[Begin Entries supplied]
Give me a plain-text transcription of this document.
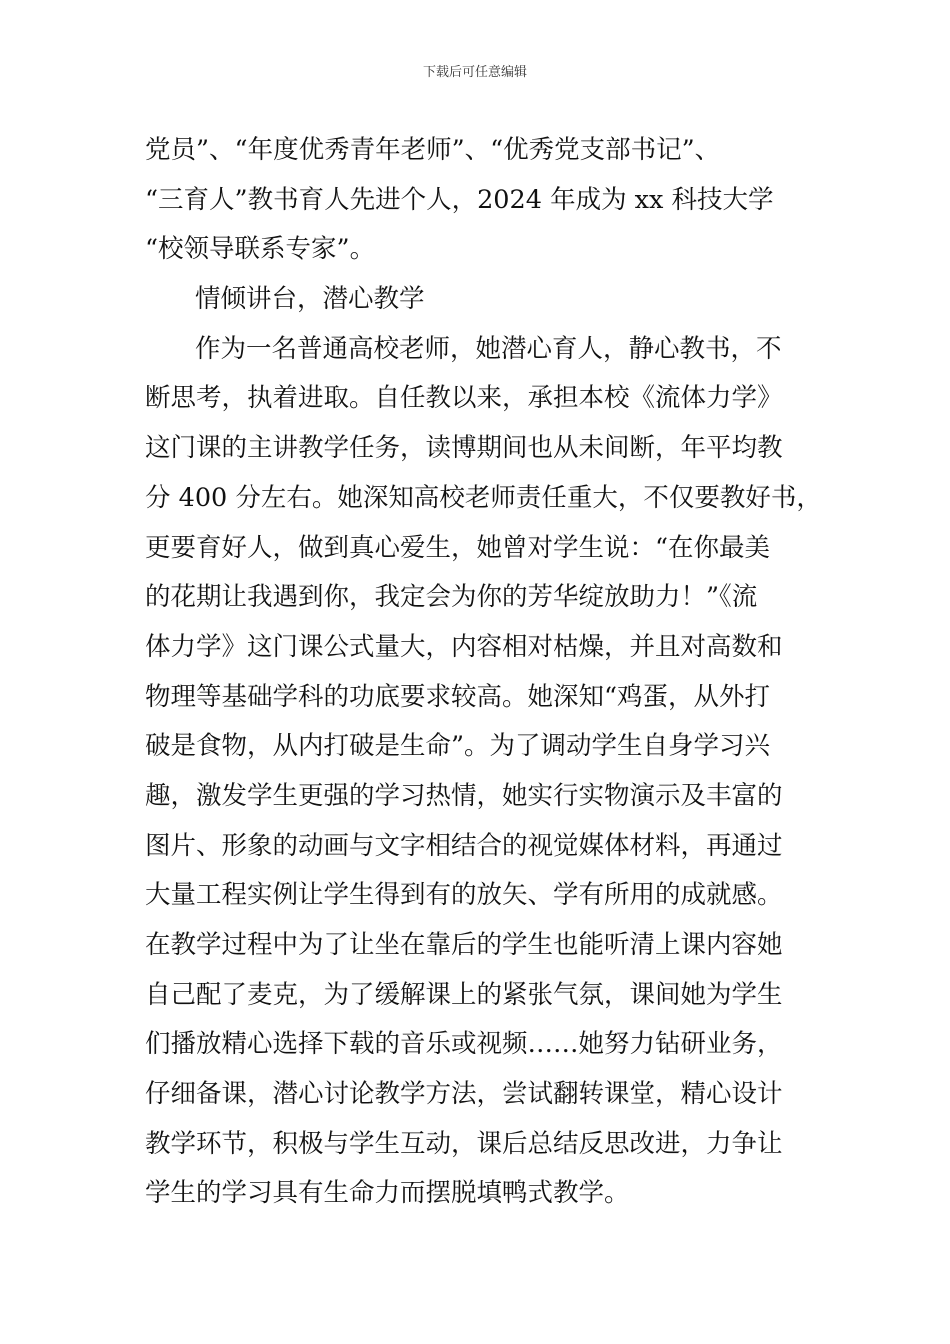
下载后可任意编辑
党员”、“年度优秀青年老师”、“优秀党支部书记”、
“三育人”教书育人先进个人，2024 年成为 xx 科技大学
“校领导联系专家”。
情倾讲台，潜心教学
作为一名普通高校老师，她潜心育人，静心教书，不
断思考，执着进取。自任教以来，承担本校《流体力学》
这门课的主讲教学任务，读博期间也从未间断，年平均教
分 400 分左右。她深知高校老师责任重大，不仅要教好书，
更要育好人，做到真心爱生，她曾对学生说：“在你最美
的花期让我遇到你，我定会为你的芳华绽放助力！”《流
体力学》这门课公式量大，内容相对枯燥，并且对高数和
物理等基础学科的功底要求较高。她深知“鸡蛋，从外打
破是食物，从内打破是生命”。为了调动学生自身学习兴
趣，激发学生更强的学习热情，她实行实物演示及丰富的
图片、形象的动画与文字相结合的视觉媒体材料，再通过
大量工程实例让学生得到有的放矢、学有所用的成就感。
在教学过程中为了让坐在靠后的学生也能听清上课内容她
自己配了麦克，为了缓解课上的紧张气氛，课间她为学生
们播放精心选择下载的音乐或视频……她努力钻研业务，
仔细备课，潜心讨论教学方法，尝试翻转课堂，精心设计
教学环节，积极与学生互动，课后总结反思改进，力争让
学生的学习具有生命力而摆脱填鸭式教学。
[End Entries supplied]
**Exercise brief**
Leave out the pictures and copy every record above exactly.

**Output of the task**
Give me a plain-text transcription of this document.
下载后可任意编辑
党员”、“年度优秀青年老师”、“优秀党支部书记”、
“三育人”教书育人先进个人，2024 年成为 xx 科技大学
“校领导联系专家”。
情倾讲台，潜心教学
作为一名普通高校老师，她潜心育人，静心教书，不
断思考，执着进取。自任教以来，承担本校《流体力学》
这门课的主讲教学任务，读博期间也从未间断，年平均教
分 400 分左右。她深知高校老师责任重大，不仅要教好书，
更要育好人，做到真心爱生，她曾对学生说：“在你最美
的花期让我遇到你，我定会为你的芳华绽放助力！”《流
体力学》这门课公式量大，内容相对枯燥，并且对高数和
物理等基础学科的功底要求较高。她深知“鸡蛋，从外打
破是食物，从内打破是生命”。为了调动学生自身学习兴
趣，激发学生更强的学习热情，她实行实物演示及丰富的
图片、形象的动画与文字相结合的视觉媒体材料，再通过
大量工程实例让学生得到有的放矢、学有所用的成就感。
在教学过程中为了让坐在靠后的学生也能听清上课内容她
自己配了麦克，为了缓解课上的紧张气氛，课间她为学生
们播放精心选择下载的音乐或视频……她努力钻研业务，
仔细备课，潜心讨论教学方法，尝试翻转课堂，精心设计
教学环节，积极与学生互动，课后总结反思改进，力争让
学生的学习具有生命力而摆脱填鸭式教学。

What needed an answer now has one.